● What needs to be done
Repeat each entry as written, dropping any picture you find.

● Input for this task
....
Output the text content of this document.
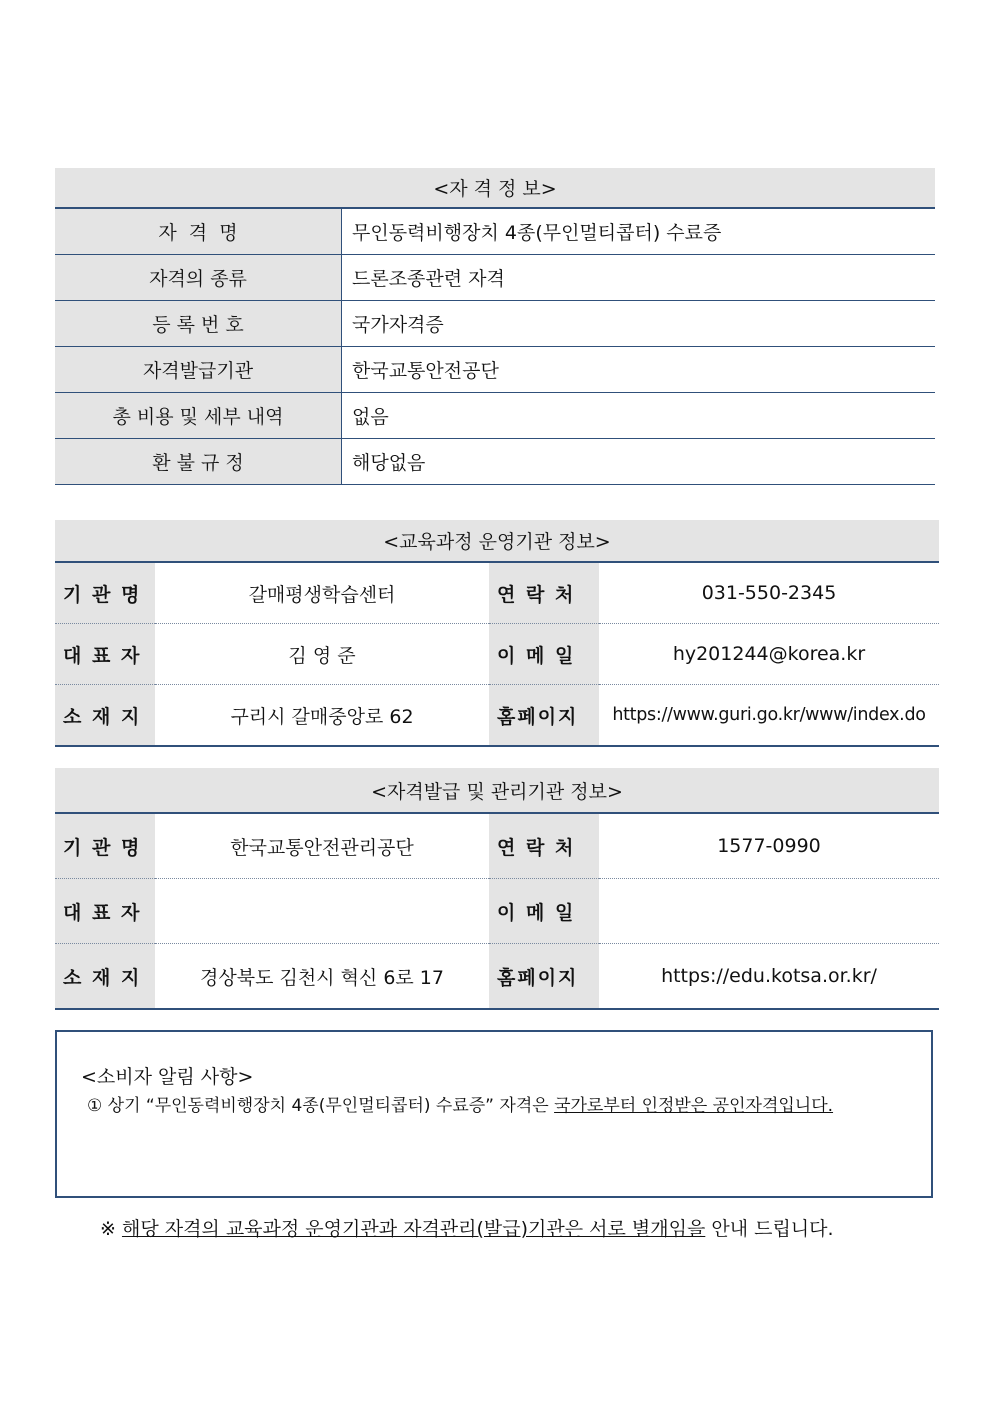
<자 격 정 보>
자  격  명	무인동력비행장치 4종(무인멀티콥터) 수료증
자격의 종류	드론조종관련 자격
등 록 번 호	국가자격증
자격발급기관	한국교통안전공단
총 비용 및 세부 내역	없음
환 불 규 정	해당없음
<교육과정 운영기관 정보>
기 관 명	갈매평생학습센터	연 락 처	031-550-2345
대 표 자	김 영 준	이 메 일	hy201244@korea.kr
소 재 지	구리시 갈매중앙로 62	홈페이지	https://www.guri.go.kr/www/index.do
<자격발급 및 관리기관 정보>
기 관 명	한국교통안전관리공단	연 락 처	1577-0990
대 표 자		이 메 일	
소 재 지	경상북도 김천시 혁신 6로 17	홈페이지	https://edu.kotsa.or.kr/
<소비자 알림 사항>
① 상기 “무인동력비행장치 4종(무인멀티콥터) 수료증” 자격은 국가로부터 인정받은 공인자격입니다.
※ 해당 자격의 교육과정 운영기관과 자격관리(발급)기관은 서로 별개임을 안내 드립니다.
....
● Output of the exercise
Output the text content of this document.
<자 격 정 보>
자  격  명	무인동력비행장치 4종(무인멀티콥터) 수료증
자격의 종류	드론조종관련 자격
등 록 번 호	국가자격증
자격발급기관	한국교통안전공단
총 비용 및 세부 내역	없음
환 불 규 정	해당없음
<교육과정 운영기관 정보>
기 관 명	갈매평생학습센터	연 락 처	031-550-2345
대 표 자	김 영 준	이 메 일	hy201244@korea.kr
소 재 지	구리시 갈매중앙로 62	홈페이지	https://www.guri.go.kr/www/index.do
<자격발급 및 관리기관 정보>
기 관 명	한국교통안전관리공단	연 락 처	1577-0990
대 표 자		이 메 일	
소 재 지	경상북도 김천시 혁신 6로 17	홈페이지	https://edu.kotsa.or.kr/
<소비자 알림 사항>
① 상기 “무인동력비행장치 4종(무인멀티콥터) 수료증” 자격은 국가로부터 인정받은 공인자격입니다.
※ 해당 자격의 교육과정 운영기관과 자격관리(발급)기관은 서로 별개임을 안내 드립니다.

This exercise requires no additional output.